Dataset items
** BEGIN **
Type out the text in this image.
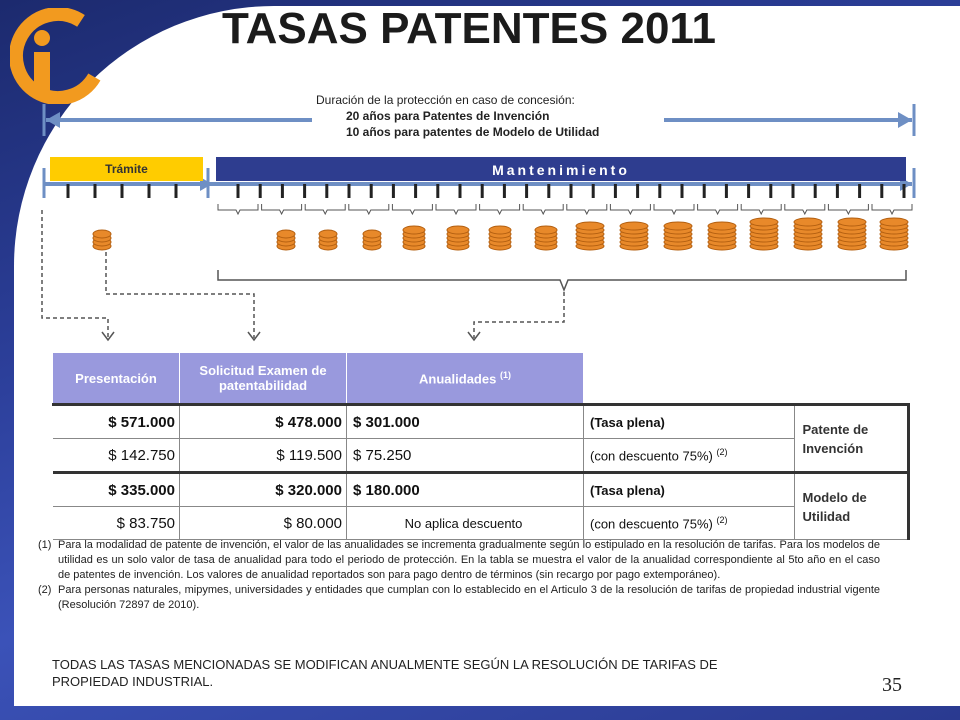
TASAS PATENTES 2011
Duración de la protección en caso de concesión:
20 años para Patentes de Invención
10 años para patentes de Modelo de Utilidad
Trámite	Mantenimiento
Presentación	Solicitud Examen de patentabilidad	Anualidades $^{(1)}$		
$ 571.000	$ 478.000	$ 301.000	(Tasa plena)	Patente de Invención
$ 142.750	$ 119.500	$ 75.250	(con descuento 75%) $^{(2)}$
$ 335.000	$ 320.000	$ 180.000	(Tasa plena)	Modelo de Utilidad
$ 83.750	$ 80.000	No aplica descuento	(con descuento 75%) $^{(2)}$
(1) Para la modalidad de patente de invención, el valor de las anualidades se incrementa gradualmente según lo estipulado en la resolución de tarifas. Para los modelos de utilidad es un solo valor de tasa de anualidad para todo el periodo de protección. En la tabla se muestra el valor de la anualidad correspondiente al 5to año en el caso de patentes de invención. Los valores de anualidad reportados son para pago dentro de términos (sin recargo por pago extemporáneo).
(2) Para personas naturales, mipymes, universidades y entidades que cumplan con lo establecido en el Articulo 3 de la resolución de tarifas de propiedad industrial vigente (Resolución 72897 de 2010).
TODAS LAS TASAS MENCIONADAS SE MODIFICAN ANUALMENTE SEGÚN LA RESOLUCIÓN DE TARIFAS DE PROPIEDAD INDUSTRIAL.	35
** END **
→ **Exercise aim**
Search the data above for the string "TASAS" and return every line that has it.

→ **Solution to the exercise**
TASAS PATENTES 2011
TODAS LAS TASAS MENCIONADAS SE MODIFICAN ANUALMENTE SEGÚN LA RESOLUCIÓN DE TARIFAS DE PROPIEDAD INDUSTRIAL.	35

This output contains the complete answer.